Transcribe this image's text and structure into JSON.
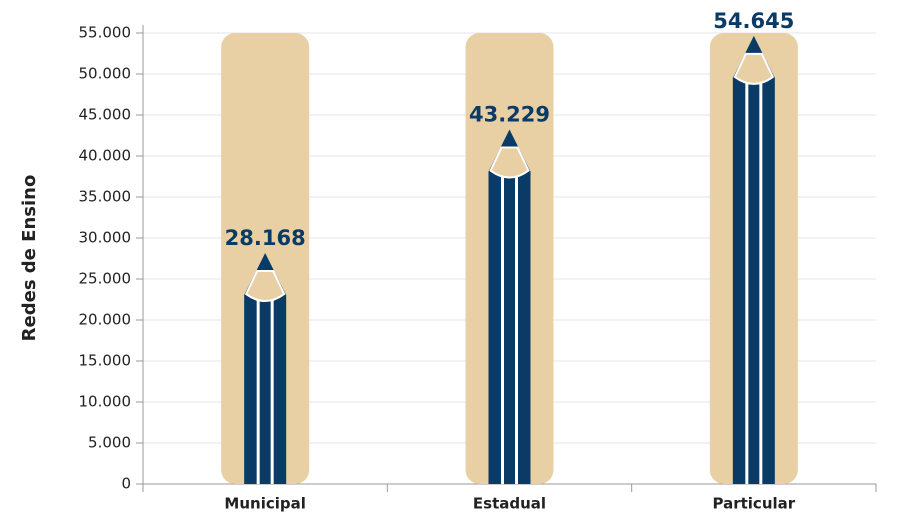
{
  "chart_data": {
    "type": "bar",
    "y_label": "Redes de Ensino",
    "categories": [
      "Municipal",
      "Estadual",
      "Particular"
    ],
    "values": [
      28168,
      43229,
      54645
    ],
    "value_labels": [
      "28.168",
      "43.229",
      "54.645"
    ],
    "color": "#0a3a66",
    "background_color": "#e8d0a4",
    "ylim": [
      0,
      55000
    ],
    "yticks": [
      0,
      {
        "value": 5000,
        "label": "5.000"
      },
      {
        "value": 10000,
        "label": "10.000"
      },
      {
        "value": 15000,
        "label": "15.000"
      },
      {
        "value": 20000,
        "label": "20.000"
      },
      {
        "value": 25000,
        "label": "25.000"
      },
      {
        "value": 30000,
        "label": "30.000"
      },
      {
        "value": 35000,
        "label": "35.000"
      },
      {
        "value": 40000,
        "label": "40.000"
      },
      {
        "value": 45000,
        "label": "45.000"
      },
      {
        "value": 50000,
        "label": "50.000"
      },
      {
        "value": 55000,
        "label": "55.000"
      }
    ],
    "grid": true
  }
}
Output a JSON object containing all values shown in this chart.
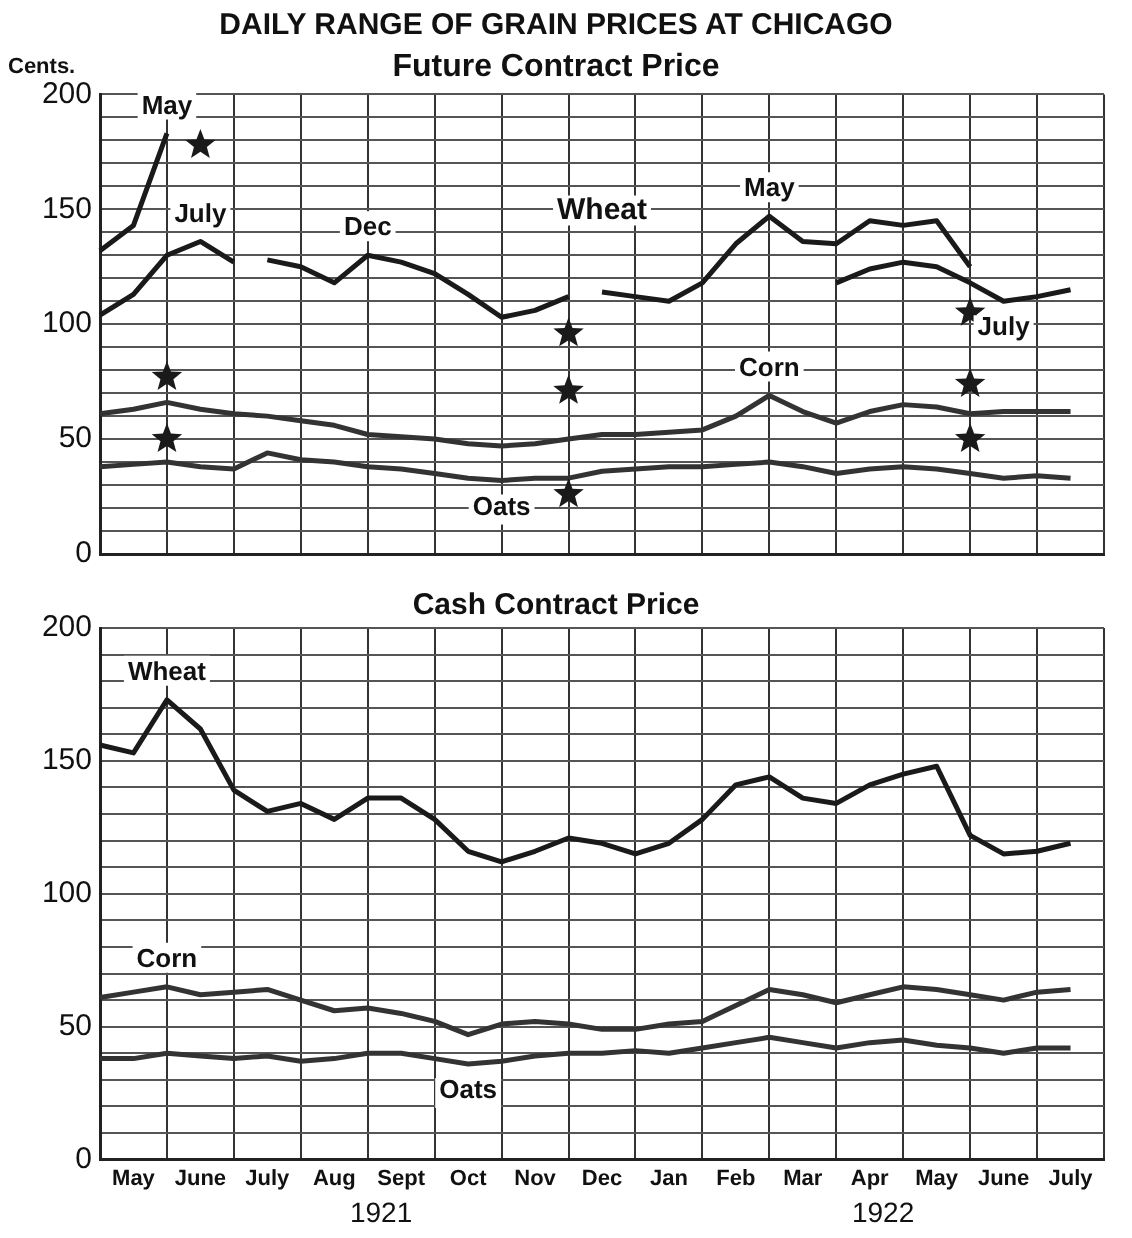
{
  "chart_data": [
    {
      "type": "line",
      "title": "DAILY RANGE OF GRAIN PRICES AT CHICAGO",
      "subtitle": "Future Contract Price",
      "ylabel": "Cents.",
      "annotations": [
        "Wheat"
      ],
      "categories": [
        null,
        null,
        null,
        null,
        null,
        null,
        null,
        null,
        null,
        null,
        null,
        null,
        null,
        null,
        null,
        null,
        null,
        null,
        null,
        null,
        null,
        null,
        null,
        null,
        null,
        null,
        null,
        null,
        null,
        null,
        null
      ],
      "series": [
        {
          "name": "May",
          "color": "#1a1a1a",
          "values": [
            132,
            143,
            183,
            null,
            null,
            null,
            null,
            null,
            null,
            null,
            null,
            null,
            null,
            null,
            null,
            null,
            null,
            null,
            null,
            null,
            null,
            null,
            null,
            null,
            null,
            null,
            null,
            null,
            null,
            null,
            null
          ]
        },
        {
          "name": "July",
          "color": "#1a1a1a",
          "values": [
            104,
            113,
            130,
            136,
            127,
            null,
            null,
            null,
            null,
            null,
            null,
            null,
            null,
            null,
            null,
            null,
            null,
            null,
            null,
            null,
            null,
            null,
            null,
            null,
            null,
            null,
            null,
            null,
            null,
            null,
            null
          ]
        },
        {
          "name": "Dec",
          "color": "#1a1a1a",
          "values": [
            null,
            null,
            null,
            null,
            null,
            128,
            125,
            118,
            130,
            127,
            122,
            113,
            103,
            106,
            112,
            null,
            null,
            null,
            null,
            null,
            null,
            null,
            null,
            null,
            null,
            null,
            null,
            null,
            null,
            null,
            null
          ]
        },
        {
          "name": "May",
          "color": "#1a1a1a",
          "values": [
            null,
            null,
            null,
            null,
            null,
            null,
            null,
            null,
            null,
            null,
            null,
            null,
            null,
            null,
            null,
            114,
            112,
            110,
            118,
            135,
            147,
            136,
            135,
            145,
            143,
            145,
            125,
            null,
            null,
            null,
            null
          ]
        },
        {
          "name": "July",
          "color": "#1a1a1a",
          "values": [
            null,
            null,
            null,
            null,
            null,
            null,
            null,
            null,
            null,
            null,
            null,
            null,
            null,
            null,
            null,
            null,
            null,
            null,
            null,
            null,
            null,
            null,
            118,
            124,
            127,
            125,
            118,
            110,
            112,
            115,
            null
          ]
        },
        {
          "name": "Corn",
          "color": "#333333",
          "values": [
            61,
            63,
            66,
            63,
            61,
            60,
            58,
            56,
            52,
            51,
            50,
            48,
            47,
            48,
            50,
            52,
            52,
            53,
            54,
            60,
            69,
            62,
            57,
            62,
            65,
            64,
            61,
            62,
            62,
            62,
            null
          ]
        },
        {
          "name": "Oats",
          "color": "#333333",
          "values": [
            38,
            39,
            40,
            38,
            37,
            44,
            41,
            40,
            38,
            37,
            35,
            33,
            32,
            33,
            33,
            36,
            37,
            38,
            38,
            39,
            40,
            38,
            35,
            37,
            38,
            37,
            35,
            33,
            34,
            33,
            null
          ]
        },
        {
          "type": "scatter",
          "marker": "star",
          "color": "#1a1a1a",
          "values": [
            null,
            null,
            null,
            178,
            null,
            null,
            null,
            null,
            null,
            null,
            null,
            null,
            null,
            null,
            96,
            null,
            null,
            null,
            null,
            null,
            null,
            null,
            null,
            null,
            null,
            null,
            105,
            null,
            null,
            null,
            null
          ]
        },
        {
          "type": "scatter",
          "marker": "star",
          "color": "#1a1a1a",
          "values": [
            null,
            null,
            77,
            null,
            null,
            null,
            null,
            null,
            null,
            null,
            null,
            null,
            null,
            null,
            71,
            null,
            null,
            null,
            null,
            null,
            null,
            null,
            null,
            null,
            null,
            null,
            74,
            null,
            null,
            null,
            null
          ]
        },
        {
          "type": "scatter",
          "marker": "star",
          "color": "#1a1a1a",
          "values": [
            null,
            null,
            50,
            null,
            null,
            null,
            null,
            null,
            null,
            null,
            null,
            null,
            null,
            null,
            26,
            null,
            null,
            null,
            null,
            null,
            null,
            null,
            null,
            null,
            null,
            null,
            50,
            null,
            null,
            null,
            null
          ]
        }
      ],
      "ylim": [
        0,
        200
      ],
      "yticks": [
        0,
        {
          "value": 10,
          "label": null
        },
        {
          "value": 20,
          "label": null
        },
        {
          "value": 30,
          "label": null
        },
        {
          "value": 40,
          "label": null
        },
        50,
        {
          "value": 60,
          "label": null
        },
        {
          "value": 70,
          "label": null
        },
        {
          "value": 80,
          "label": null
        },
        {
          "value": 90,
          "label": null
        },
        100,
        {
          "value": 110,
          "label": null
        },
        {
          "value": 120,
          "label": null
        },
        {
          "value": 130,
          "label": null
        },
        {
          "value": 140,
          "label": null
        },
        150,
        {
          "value": 160,
          "label": null
        },
        {
          "value": 170,
          "label": null
        },
        {
          "value": 180,
          "label": null
        },
        {
          "value": 190,
          "label": null
        },
        200
      ],
      "grid": true,
      "legend": false,
      "marker": "none",
      "line_style": "solid",
      "tick_labels": "y"
    },
    {
      "type": "line",
      "title": "Cash Contract Price",
      "annotations": [
        "1921",
        "1922"
      ],
      "categories": [
        null,
        "May",
        null,
        "June",
        null,
        "July",
        null,
        "Aug",
        null,
        "Sept",
        null,
        "Oct",
        null,
        "Nov",
        null,
        "Dec",
        null,
        "Jan",
        null,
        "Feb",
        null,
        "Mar",
        null,
        "Apr",
        null,
        "May",
        null,
        "June",
        null,
        "July",
        null
      ],
      "series": [
        {
          "name": "Wheat",
          "color": "#1a1a1a",
          "values": [
            156,
            153,
            173,
            162,
            139,
            131,
            134,
            128,
            136,
            136,
            128,
            116,
            112,
            116,
            121,
            119,
            115,
            119,
            128,
            141,
            144,
            136,
            134,
            141,
            145,
            148,
            122,
            115,
            116,
            119,
            null
          ]
        },
        {
          "name": "Corn",
          "color": "#333333",
          "values": [
            61,
            63,
            65,
            62,
            63,
            64,
            60,
            56,
            57,
            55,
            52,
            47,
            51,
            52,
            51,
            49,
            49,
            51,
            52,
            58,
            64,
            62,
            59,
            62,
            65,
            64,
            62,
            60,
            63,
            64,
            null
          ]
        },
        {
          "name": "Oats",
          "color": "#333333",
          "values": [
            38,
            38,
            40,
            39,
            38,
            39,
            37,
            38,
            40,
            40,
            38,
            36,
            37,
            39,
            40,
            40,
            41,
            40,
            42,
            44,
            46,
            44,
            42,
            44,
            45,
            43,
            42,
            40,
            42,
            42,
            null
          ]
        }
      ],
      "ylim": [
        0,
        200
      ],
      "yticks": [
        0,
        {
          "value": 10,
          "label": null
        },
        {
          "value": 20,
          "label": null
        },
        {
          "value": 30,
          "label": null
        },
        {
          "value": 40,
          "label": null
        },
        50,
        {
          "value": 60,
          "label": null
        },
        {
          "value": 70,
          "label": null
        },
        {
          "value": 80,
          "label": null
        },
        {
          "value": 90,
          "label": null
        },
        100,
        {
          "value": 110,
          "label": null
        },
        {
          "value": 120,
          "label": null
        },
        {
          "value": 130,
          "label": null
        },
        {
          "value": 140,
          "label": null
        },
        150,
        {
          "value": 160,
          "label": null
        },
        {
          "value": 170,
          "label": null
        },
        {
          "value": 180,
          "label": null
        },
        {
          "value": 190,
          "label": null
        },
        200
      ],
      "grid": true,
      "legend": false,
      "marker": "none",
      "line_style": "solid"
    }
  ]
}
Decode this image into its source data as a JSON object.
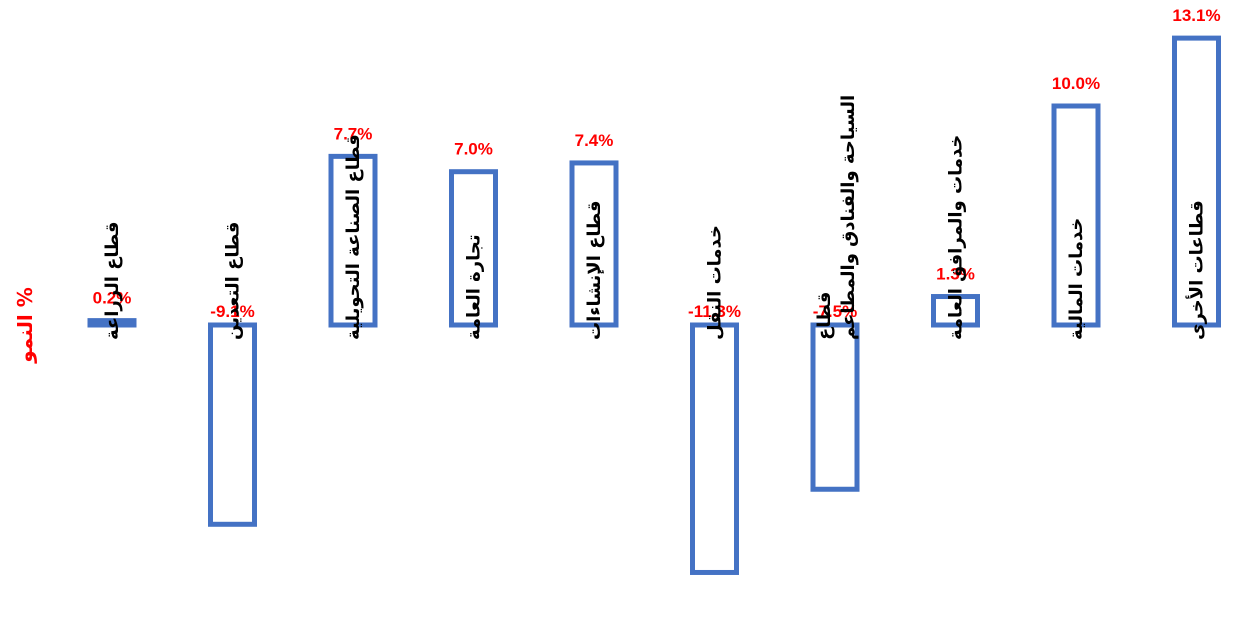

····················

Scan the lines for the string "image". Copy out each line that matches.

Transcribe this image's text and structure into JSON.
Decode this image into its source data as a JSON object.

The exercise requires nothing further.